Records contained in a dataset
'''
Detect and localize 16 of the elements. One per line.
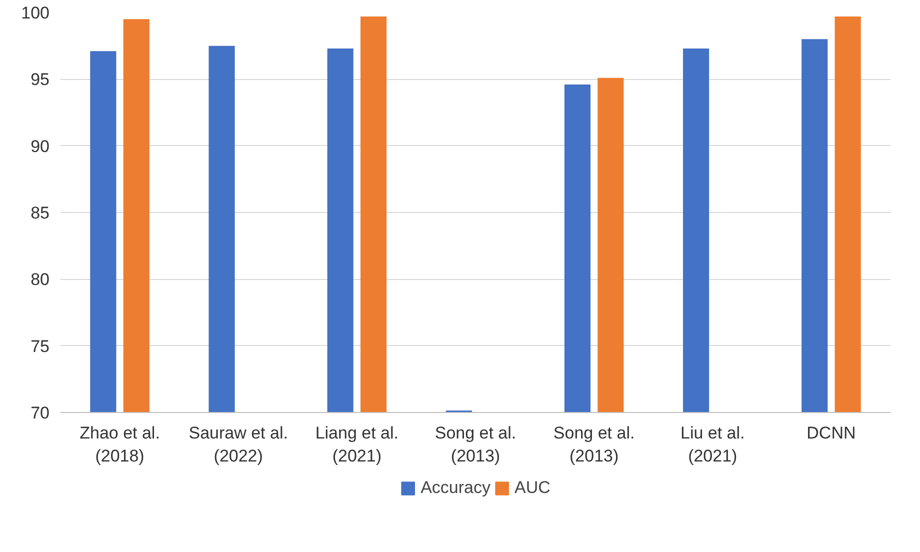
y-tick-label: 100 bbox=[21, 4, 50, 22]
y-tick-label: 95 bbox=[30, 70, 50, 90]
y-tick-label: 90 bbox=[30, 136, 50, 156]
x-tick-label: Song et al. (2013) bbox=[434, 424, 516, 466]
x-tick-label: Liu et al. (2021) bbox=[680, 424, 745, 466]
y-tick-label: 85 bbox=[30, 204, 50, 222]
y-tick-label: 70 bbox=[30, 404, 50, 422]
legend-label: Accuracy bbox=[420, 478, 491, 498]
x-tick-label: Zhao et al. (2018) bbox=[80, 424, 160, 466]
x-tick-label: Song et al. (2013) bbox=[553, 424, 635, 466]
x-tick-label: DCNN bbox=[806, 424, 856, 442]
y-tick-label: 75 bbox=[30, 336, 50, 356]
x-tick-label: Liang et al. (2021) bbox=[315, 424, 399, 466]
legend-label: AUC bbox=[514, 478, 550, 498]
x-tick-label: Sauraw et al. (2022) bbox=[188, 424, 288, 466]
y-tick-label: 80 bbox=[30, 270, 50, 290]
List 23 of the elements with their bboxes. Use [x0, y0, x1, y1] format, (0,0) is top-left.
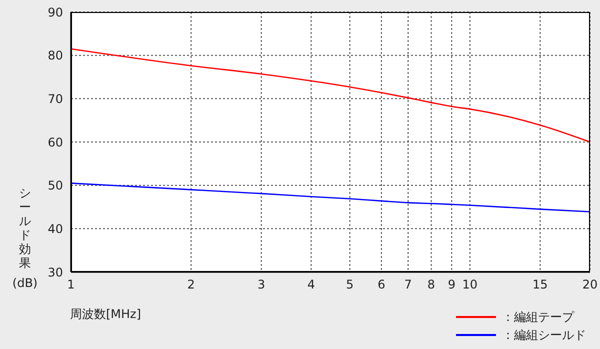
x-tick-label: 5 [346, 278, 354, 292]
y-tick-label: 30 [48, 265, 63, 280]
legend-label: ：編組テープ [502, 308, 574, 326]
y-tick-label: 60 [48, 135, 63, 150]
y-tick-label: 80 [48, 48, 63, 63]
y-tick-label: 40 [48, 222, 63, 236]
x-tick-label: 6 [378, 278, 386, 292]
legend-label: ：編組シールド [502, 326, 586, 344]
y-tick-label: 50 [48, 178, 63, 193]
x-tick-label: 9 [448, 278, 456, 292]
x-tick-label: 3 [258, 278, 266, 292]
y-axis-title: シールド効果(dB) [11, 186, 39, 290]
x-tick-label: 4 [307, 278, 315, 292]
x-tick-label: 1 [67, 278, 75, 292]
y-tick-label: 90 [48, 5, 63, 20]
x-tick-label: 20 [582, 278, 598, 292]
x-axis-title: 周波数[MHz] [70, 306, 142, 323]
x-tick-label: 8 [427, 278, 436, 292]
x-tick-label: 10 [462, 278, 478, 292]
y-tick-label: 70 [48, 92, 63, 106]
x-tick-label: 15 [532, 278, 548, 292]
x-tick-label: 7 [404, 278, 412, 292]
x-tick-label: 2 [187, 278, 195, 292]
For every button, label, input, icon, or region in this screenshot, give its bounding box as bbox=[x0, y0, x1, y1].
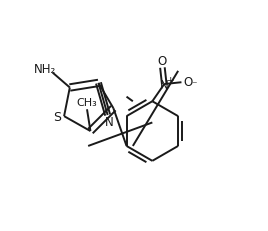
Text: N: N bbox=[105, 116, 113, 128]
Text: O: O bbox=[184, 76, 193, 89]
Text: ⁻: ⁻ bbox=[192, 80, 197, 90]
Text: +: + bbox=[166, 76, 174, 85]
Text: NH₂: NH₂ bbox=[34, 63, 56, 76]
Text: N: N bbox=[160, 78, 169, 91]
Text: S: S bbox=[53, 110, 61, 123]
Text: O: O bbox=[158, 55, 167, 68]
Text: CH₃: CH₃ bbox=[77, 97, 97, 107]
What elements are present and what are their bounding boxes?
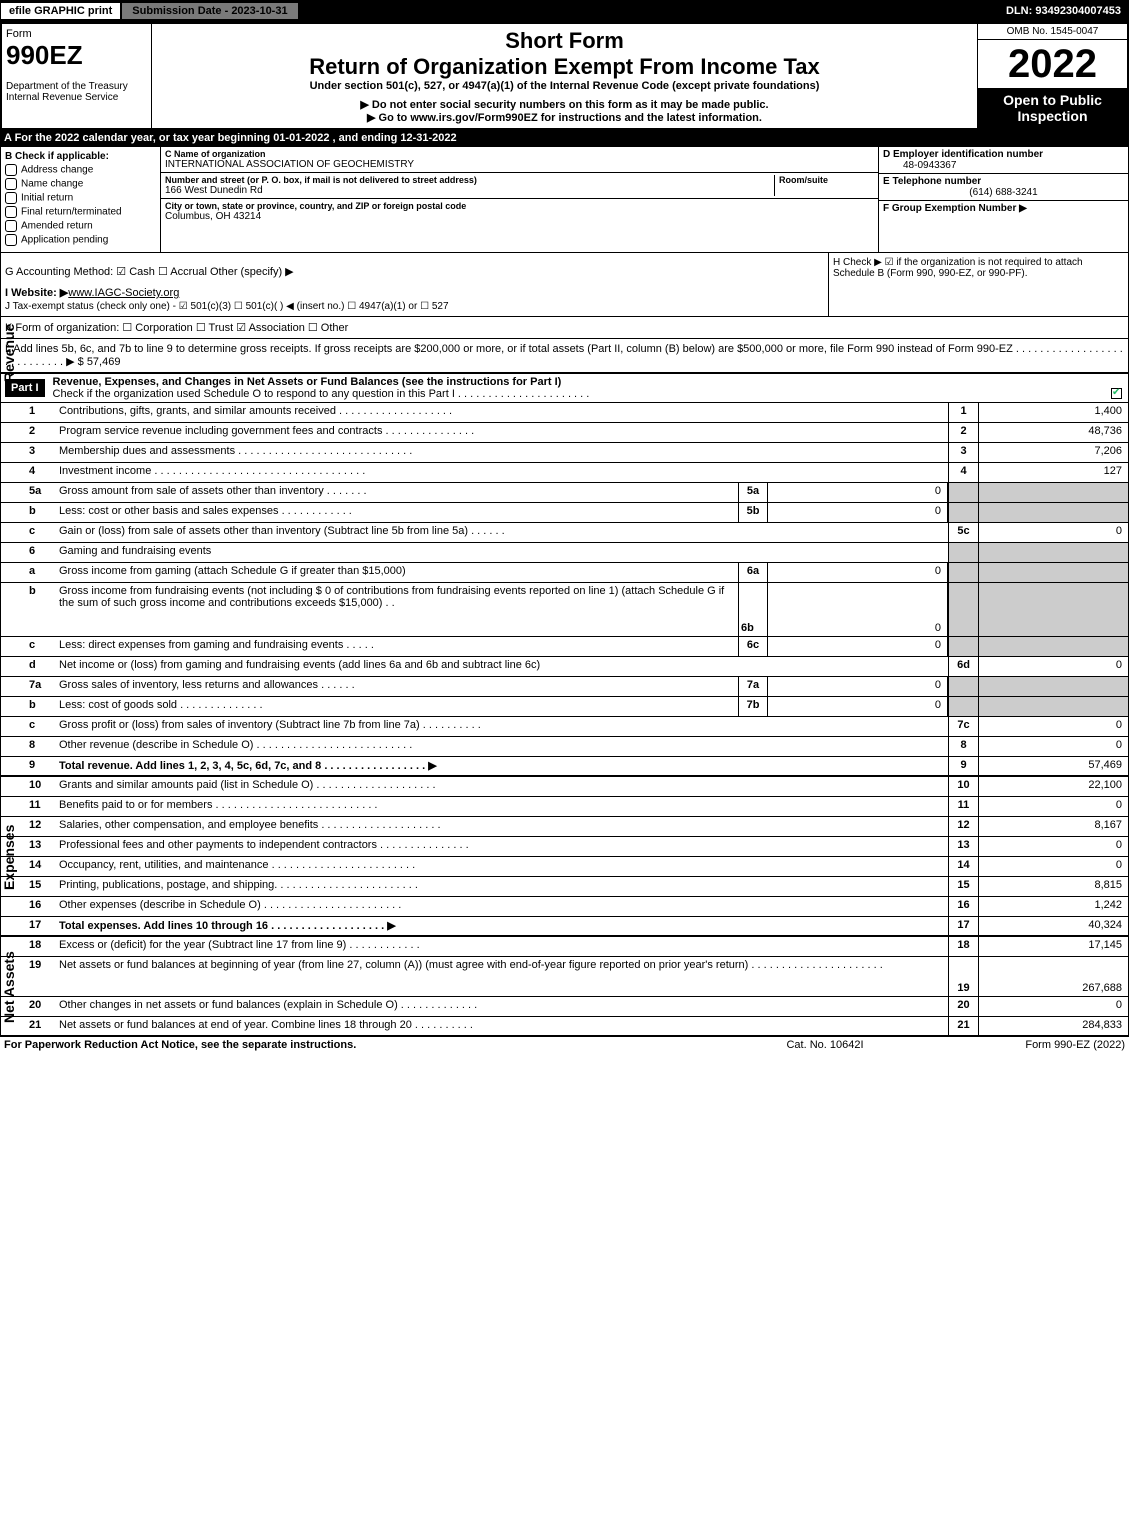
tax-year: 2022 [978, 40, 1127, 88]
form-subtitle: Under section 501(c), 527, or 4947(a)(1)… [156, 80, 973, 92]
line-7c: cGross profit or (loss) from sales of in… [1, 717, 1128, 737]
line-7b: bLess: cost of goods sold . . . . . . . … [1, 697, 1128, 717]
website: I Website: ▶www.IAGC-Society.org [5, 286, 824, 299]
top-bar: efile GRAPHIC print Submission Date - 20… [0, 0, 1129, 22]
paperwork-notice: For Paperwork Reduction Act Notice, see … [4, 1039, 725, 1051]
ein-label: D Employer identification number [883, 149, 1124, 160]
city: Columbus, OH 43214 [165, 211, 874, 222]
header-center: Short Form Return of Organization Exempt… [152, 24, 977, 128]
short-form: Short Form [156, 28, 973, 54]
chk-name-change[interactable]: Name change [5, 178, 156, 190]
chk-final-return[interactable]: Final return/terminated [5, 206, 156, 218]
form-number: 990EZ [6, 40, 147, 71]
line-6: 6Gaming and fundraising events [1, 543, 1128, 563]
dln: DLN: 93492304007453 [998, 3, 1129, 19]
efile-print-label[interactable]: efile GRAPHIC print [0, 2, 121, 20]
omb-number: OMB No. 1545-0047 [978, 24, 1127, 40]
open-to-public: Open to Public Inspection [978, 88, 1127, 128]
department: Department of the Treasury Internal Reve… [6, 81, 147, 103]
line-13: Expenses13Professional fees and other pa… [1, 837, 1128, 857]
line-19: 19Net assets or fund balances at beginni… [1, 957, 1128, 997]
street-label: Number and street (or P. O. box, if mail… [165, 175, 774, 185]
line-16: 16Other expenses (describe in Schedule O… [1, 897, 1128, 917]
tax-exempt-status: J Tax-exempt status (check only one) - ☑… [5, 299, 824, 312]
line-15: 15Printing, publications, postage, and s… [1, 877, 1128, 897]
chk-pending[interactable]: Application pending [5, 234, 156, 246]
org-name: INTERNATIONAL ASSOCIATION OF GEOCHEMISTR… [165, 159, 874, 170]
line-14: 14Occupancy, rent, utilities, and mainte… [1, 857, 1128, 877]
line-6b: RevenuebGross income from fundraising ev… [1, 583, 1128, 637]
expenses-label: Expenses [1, 777, 17, 937]
group-exemption-label: F Group Exemption Number ▶ [883, 203, 1124, 214]
line-5b: bLess: cost or other basis and sales exp… [1, 503, 1128, 523]
chk-address-change[interactable]: Address change [5, 164, 156, 176]
line-1: 1Contributions, gifts, grants, and simil… [1, 403, 1128, 423]
part-1-check: Check if the organization used Schedule … [53, 388, 590, 400]
part-1-checkbox[interactable] [1111, 388, 1122, 399]
ein: 48-0943367 [883, 160, 1124, 171]
website-link[interactable]: www.IAGC-Society.org [68, 287, 179, 299]
chk-amended[interactable]: Amended return [5, 220, 156, 232]
column-c: C Name of organization INTERNATIONAL ASS… [161, 147, 878, 252]
line-5c: cGain or (loss) from sale of assets othe… [1, 523, 1128, 543]
telephone: (614) 688-3241 [883, 187, 1124, 198]
city-label: City or town, state or province, country… [165, 201, 874, 211]
accounting-method: G Accounting Method: ☑ Cash ☐ Accrual Ot… [5, 257, 824, 286]
b-header: B Check if applicable: [5, 151, 156, 162]
header-left: Form 990EZ Department of the Treasury In… [2, 24, 152, 128]
row-g-h: G Accounting Method: ☑ Cash ☐ Accrual Ot… [0, 253, 1129, 317]
line-7a: 7aGross sales of inventory, less returns… [1, 677, 1128, 697]
chk-initial-return[interactable]: Initial return [5, 192, 156, 204]
form-ref: Form 990-EZ (2022) [925, 1039, 1125, 1051]
ssn-note: ▶ Do not enter social security numbers o… [156, 98, 973, 111]
row-k: K Form of organization: ☐ Corporation ☐ … [0, 317, 1129, 339]
row-a-calendar-year: A For the 2022 calendar year, or tax yea… [0, 130, 1129, 146]
line-8: 8Other revenue (describe in Schedule O) … [1, 737, 1128, 757]
header-right: OMB No. 1545-0047 2022 Open to Public In… [977, 24, 1127, 128]
part-1-table: 1Contributions, gifts, grants, and simil… [0, 403, 1129, 1037]
part-1-title: Revenue, Expenses, and Changes in Net As… [53, 376, 562, 388]
cat-no: Cat. No. 10642I [725, 1039, 925, 1051]
form-label: Form [6, 28, 147, 40]
line-17: 17Total expenses. Add lines 10 through 1… [1, 917, 1128, 937]
line-9: 9Total revenue. Add lines 1, 2, 3, 4, 5c… [1, 757, 1128, 777]
form-title: Return of Organization Exempt From Incom… [156, 54, 973, 80]
line-4: 4Investment income . . . . . . . . . . .… [1, 463, 1128, 483]
street: 166 West Dunedin Rd [165, 185, 774, 196]
part-1-header: Part I Revenue, Expenses, and Changes in… [0, 373, 1129, 403]
line-21: 21Net assets or fund balances at end of … [1, 1017, 1128, 1037]
irs-link[interactable]: ▶ Go to www.irs.gov/Form990EZ for instru… [156, 111, 973, 124]
row-l: L Add lines 5b, 6c, and 7b to line 9 to … [0, 339, 1129, 373]
line-20: 20Other changes in net assets or fund ba… [1, 997, 1128, 1017]
column-d-e-f: D Employer identification number 48-0943… [878, 147, 1128, 252]
line-10: 10Grants and similar amounts paid (list … [1, 777, 1128, 797]
line-3: 3Membership dues and assessments . . . .… [1, 443, 1128, 463]
netassets-label: Net Assets [1, 937, 17, 1037]
revenue-label: Revenue [1, 203, 17, 503]
c-name-label: C Name of organization [165, 149, 874, 159]
column-b: B Check if applicable: Address change Na… [1, 147, 161, 252]
room-label: Room/suite [779, 175, 874, 185]
submission-date: Submission Date - 2023-10-31 [121, 2, 298, 20]
line-6c: cLess: direct expenses from gaming and f… [1, 637, 1128, 657]
line-2: 2Program service revenue including gover… [1, 423, 1128, 443]
page-footer: For Paperwork Reduction Act Notice, see … [0, 1037, 1129, 1053]
form-header: Form 990EZ Department of the Treasury In… [0, 22, 1129, 130]
h-schedule-b: H Check ▶ ☑ if the organization is not r… [828, 253, 1128, 316]
tel-label: E Telephone number [883, 176, 1124, 187]
line-18: Net Assets18Excess or (deficit) for the … [1, 937, 1128, 957]
line-6d: dNet income or (loss) from gaming and fu… [1, 657, 1128, 677]
line-5a: 5aGross amount from sale of assets other… [1, 483, 1128, 503]
section-b-c-d: B Check if applicable: Address change Na… [0, 146, 1129, 253]
line-12: 12Salaries, other compensation, and empl… [1, 817, 1128, 837]
line-11: 11Benefits paid to or for members . . . … [1, 797, 1128, 817]
line-6a: aGross income from gaming (attach Schedu… [1, 563, 1128, 583]
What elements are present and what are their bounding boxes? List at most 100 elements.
'''
*Do this*. In the stretch from the line containing "y-tick-label: 100 bbox=[21, 4, 50, 22]" through the line containing "x-tick-label: Song et al. (2013) bbox=[553, 424, 635, 466]", swap "Accuracy" for "Precision" and give those lines back with nothing else altered.

*Answer to this problem*.
y-tick-label: 100 bbox=[21, 4, 50, 22]
y-tick-label: 95 bbox=[30, 70, 50, 90]
y-tick-label: 90 bbox=[30, 136, 50, 156]
x-tick-label: Song et al. (2013) bbox=[434, 424, 516, 466]
x-tick-label: Liu et al. (2021) bbox=[680, 424, 745, 466]
y-tick-label: 85 bbox=[30, 204, 50, 222]
y-tick-label: 70 bbox=[30, 404, 50, 422]
legend-label: Precision bbox=[420, 478, 491, 498]
x-tick-label: Zhao et al. (2018) bbox=[80, 424, 160, 466]
x-tick-label: Song et al. (2013) bbox=[553, 424, 635, 466]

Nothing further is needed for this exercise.